• _Request_
Exclude the pictures and return every line exactly as written.

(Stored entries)
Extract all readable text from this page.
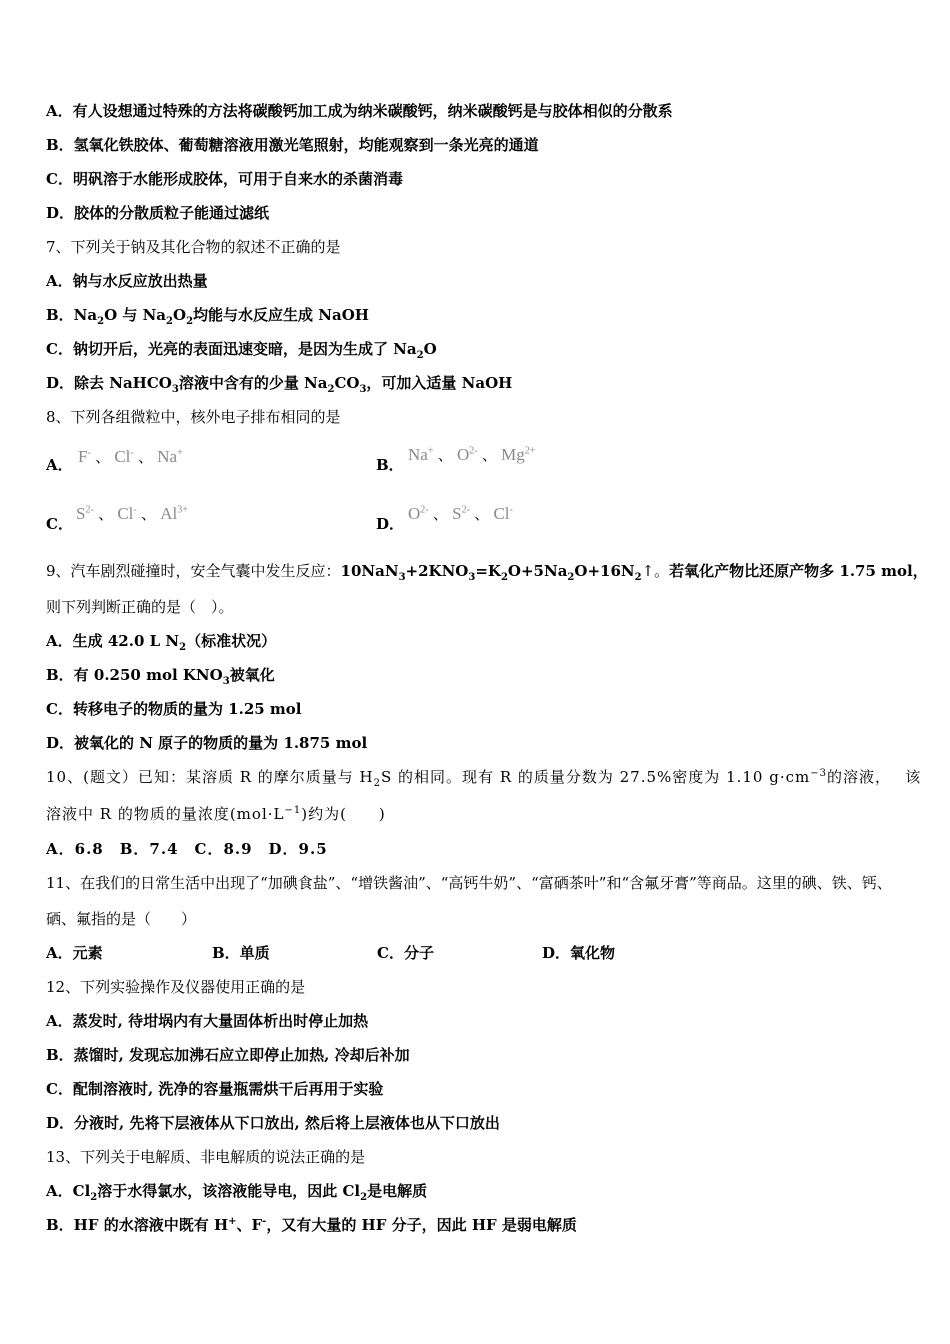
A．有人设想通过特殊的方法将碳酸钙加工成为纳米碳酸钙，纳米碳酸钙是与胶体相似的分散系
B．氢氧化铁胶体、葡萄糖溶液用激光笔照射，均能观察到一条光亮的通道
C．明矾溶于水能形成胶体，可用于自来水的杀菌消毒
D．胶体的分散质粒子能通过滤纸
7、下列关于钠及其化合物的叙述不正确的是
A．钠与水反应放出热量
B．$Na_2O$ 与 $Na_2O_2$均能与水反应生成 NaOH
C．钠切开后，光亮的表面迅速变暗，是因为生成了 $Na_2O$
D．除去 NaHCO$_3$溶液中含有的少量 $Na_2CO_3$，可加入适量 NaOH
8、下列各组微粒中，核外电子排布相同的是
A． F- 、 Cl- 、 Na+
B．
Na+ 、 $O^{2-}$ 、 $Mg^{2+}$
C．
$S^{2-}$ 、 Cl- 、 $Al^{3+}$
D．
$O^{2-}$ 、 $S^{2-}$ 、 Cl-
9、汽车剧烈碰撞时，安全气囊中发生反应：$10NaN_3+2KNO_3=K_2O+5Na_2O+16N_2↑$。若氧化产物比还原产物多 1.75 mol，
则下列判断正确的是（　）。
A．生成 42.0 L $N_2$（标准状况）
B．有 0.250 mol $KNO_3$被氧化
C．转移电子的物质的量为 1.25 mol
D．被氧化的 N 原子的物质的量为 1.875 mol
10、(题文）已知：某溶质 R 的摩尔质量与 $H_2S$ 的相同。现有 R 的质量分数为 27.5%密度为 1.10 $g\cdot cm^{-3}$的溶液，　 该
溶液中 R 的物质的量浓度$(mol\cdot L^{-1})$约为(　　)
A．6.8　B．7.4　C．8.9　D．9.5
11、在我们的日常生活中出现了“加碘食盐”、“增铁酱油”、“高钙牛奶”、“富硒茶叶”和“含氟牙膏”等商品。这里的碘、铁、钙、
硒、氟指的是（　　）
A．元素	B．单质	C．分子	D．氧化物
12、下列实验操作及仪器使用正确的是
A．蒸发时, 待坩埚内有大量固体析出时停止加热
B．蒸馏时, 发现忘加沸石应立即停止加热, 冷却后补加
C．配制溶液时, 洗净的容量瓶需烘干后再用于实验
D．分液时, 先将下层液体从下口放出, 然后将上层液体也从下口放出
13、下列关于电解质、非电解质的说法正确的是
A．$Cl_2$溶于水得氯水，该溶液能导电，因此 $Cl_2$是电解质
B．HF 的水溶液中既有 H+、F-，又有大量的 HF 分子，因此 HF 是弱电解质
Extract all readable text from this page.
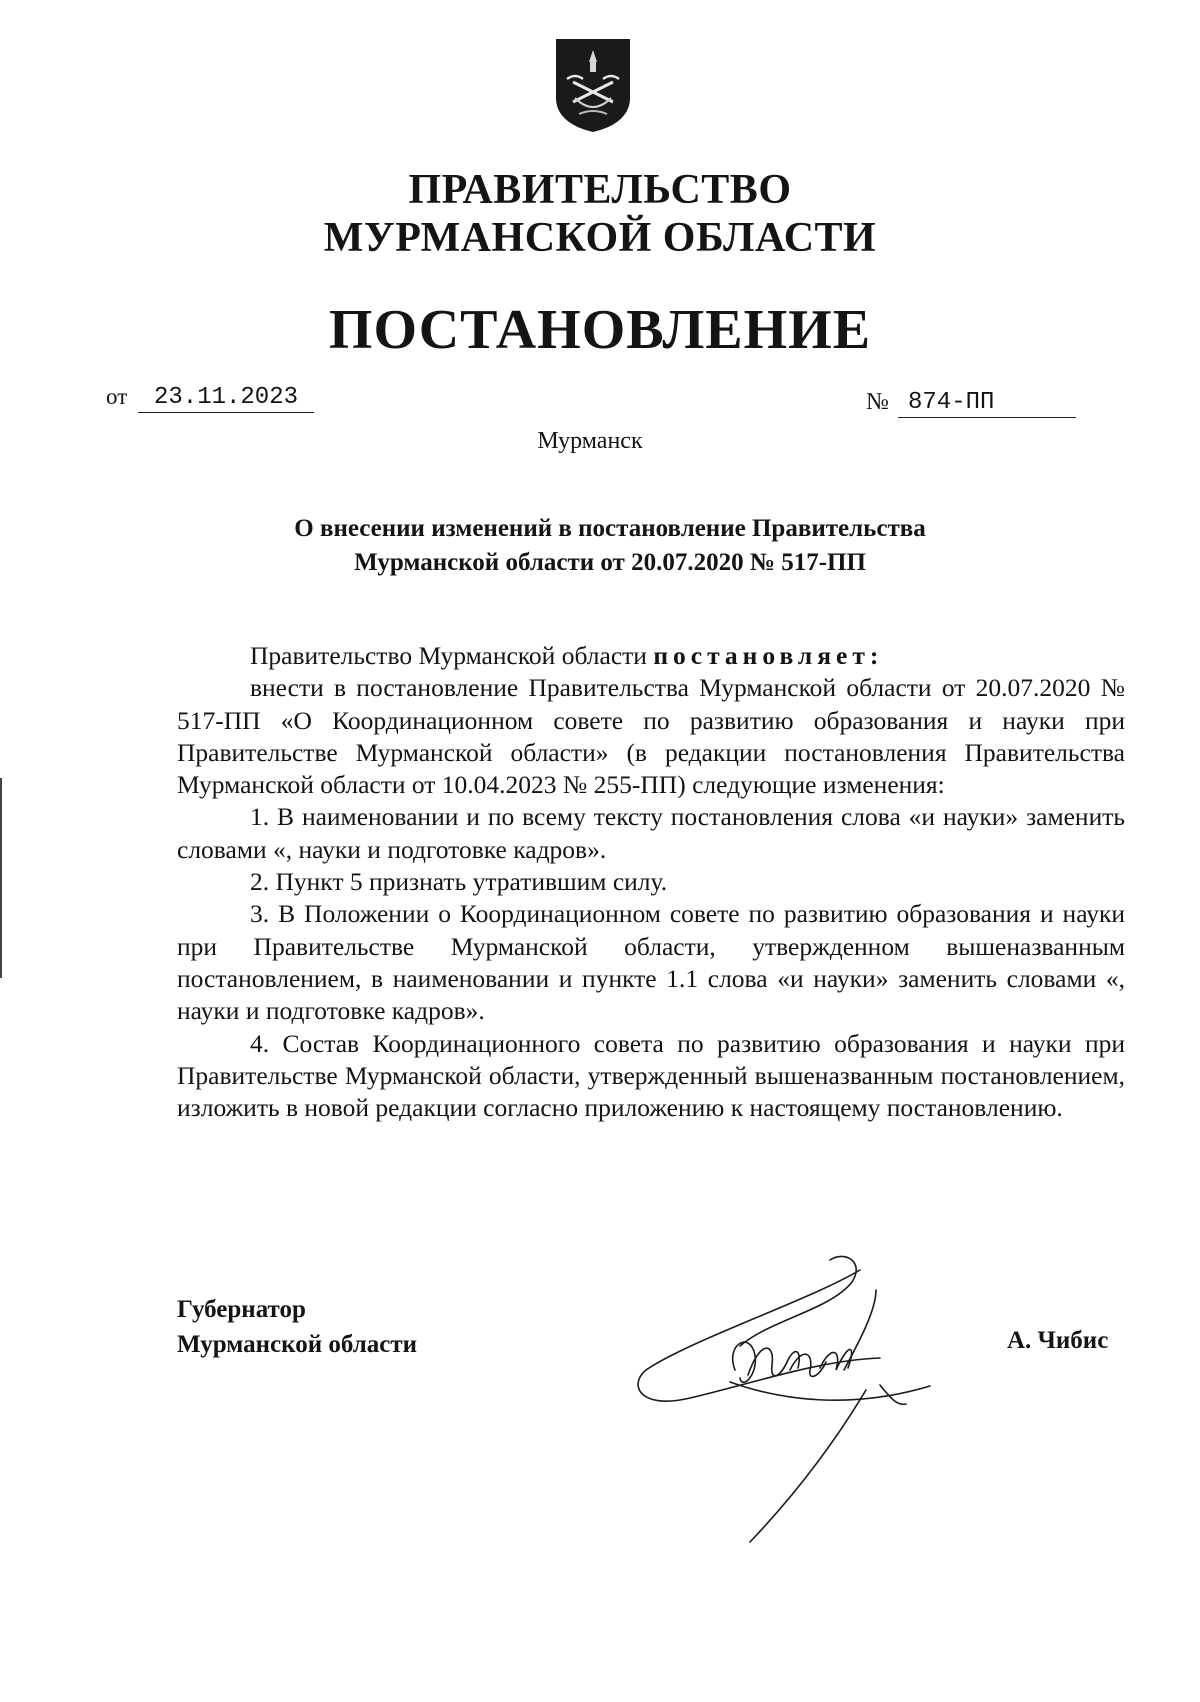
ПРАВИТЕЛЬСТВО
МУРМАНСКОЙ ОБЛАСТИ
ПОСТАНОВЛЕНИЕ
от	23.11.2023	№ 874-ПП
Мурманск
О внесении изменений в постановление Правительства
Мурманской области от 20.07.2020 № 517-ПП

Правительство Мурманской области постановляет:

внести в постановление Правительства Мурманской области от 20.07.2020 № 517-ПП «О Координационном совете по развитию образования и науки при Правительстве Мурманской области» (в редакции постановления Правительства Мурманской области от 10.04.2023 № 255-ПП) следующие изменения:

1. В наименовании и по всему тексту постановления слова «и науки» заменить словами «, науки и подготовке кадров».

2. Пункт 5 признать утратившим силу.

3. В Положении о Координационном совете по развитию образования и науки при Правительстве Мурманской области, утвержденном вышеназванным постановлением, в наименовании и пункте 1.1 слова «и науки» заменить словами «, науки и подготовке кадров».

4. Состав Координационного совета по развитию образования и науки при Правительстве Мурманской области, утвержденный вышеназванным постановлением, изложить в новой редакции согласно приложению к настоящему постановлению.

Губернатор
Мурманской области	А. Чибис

• _Result of the exercise_
Extract all readable text from this page.
A．有人设想通过特殊的方法将碳酸钙加工成为纳米碳酸钙，纳米碳酸钙是与胶体相似的分散系
B．氢氧化铁胶体、葡萄糖溶液用激光笔照射，均能观察到一条光亮的通道
C．明矾溶于水能形成胶体，可用于自来水的杀菌消毒
D．胶体的分散质粒子能通过滤纸
7、下列关于钠及其化合物的叙述不正确的是
A．钠与水反应放出热量
B．$Na_2O$ 与 $Na_2O_2$均能与水反应生成 NaOH
C．钠切开后，光亮的表面迅速变暗，是因为生成了 $Na_2O$
D．除去 NaHCO$_3$溶液中含有的少量 $Na_2CO_3$，可加入适量 NaOH
8、下列各组微粒中，核外电子排布相同的是
A． F- 、 Cl- 、 Na+
B．
Na+ 、 $O^{2-}$ 、 $Mg^{2+}$
C．
$S^{2-}$ 、 Cl- 、 $Al^{3+}$
D．
$O^{2-}$ 、 $S^{2-}$ 、 Cl-
9、汽车剧烈碰撞时，安全气囊中发生反应：$10NaN_3+2KNO_3=K_2O+5Na_2O+16N_2↑$。若氧化产物比还原产物多 1.75 mol，
则下列判断正确的是（　）。
A．生成 42.0 L $N_2$（标准状况）
B．有 0.250 mol $KNO_3$被氧化
C．转移电子的物质的量为 1.25 mol
D．被氧化的 N 原子的物质的量为 1.875 mol
10、(题文）已知：某溶质 R 的摩尔质量与 $H_2S$ 的相同。现有 R 的质量分数为 27.5%密度为 1.10 $g\cdot cm^{-3}$的溶液，　 该
溶液中 R 的物质的量浓度$(mol\cdot L^{-1})$约为(　　)
A．6.8　B．7.4　C．8.9　D．9.5
11、在我们的日常生活中出现了“加碘食盐”、“增铁酱油”、“高钙牛奶”、“富硒茶叶”和“含氟牙膏”等商品。这里的碘、铁、钙、
硒、氟指的是（　　）
A．元素	B．单质	C．分子	D．氧化物
12、下列实验操作及仪器使用正确的是
A．蒸发时, 待坩埚内有大量固体析出时停止加热
B．蒸馏时, 发现忘加沸石应立即停止加热, 冷却后补加
C．配制溶液时, 洗净的容量瓶需烘干后再用于实验
D．分液时, 先将下层液体从下口放出, 然后将上层液体也从下口放出
13、下列关于电解质、非电解质的说法正确的是
A．$Cl_2$溶于水得氯水，该溶液能导电，因此 $Cl_2$是电解质
B．HF 的水溶液中既有 H+、F-，又有大量的 HF 分子，因此 HF 是弱电解质
Extract all readable text from this page.
ПРАВИТЕЛЬСТВО
МУРМАНСКОЙ ОБЛАСТИ
ПОСТАНОВЛЕНИЕ
от	23.11.2023	№ 874-ПП
Мурманск
О внесении изменений в постановление Правительства
Мурманской области от 20.07.2020 № 517-ПП

Правительство Мурманской области постановляет:

внести в постановление Правительства Мурманской области от 20.07.2020 № 517-ПП «О Координационном совете по развитию образования и науки при Правительстве Мурманской области» (в редакции постановления Правительства Мурманской области от 10.04.2023 № 255-ПП) следующие изменения:

1. В наименовании и по всему тексту постановления слова «и науки» заменить словами «, науки и подготовке кадров».

2. Пункт 5 признать утратившим силу.

3. В Положении о Координационном совете по развитию образования и науки при Правительстве Мурманской области, утвержденном вышеназванным постановлением, в наименовании и пункте 1.1 слова «и науки» заменить словами «, науки и подготовке кадров».

4. Состав Координационного совета по развитию образования и науки при Правительстве Мурманской области, утвержденный вышеназванным постановлением, изложить в новой редакции согласно приложению к настоящему постановлению.

Губернатор
Мурманской области	А. Чибис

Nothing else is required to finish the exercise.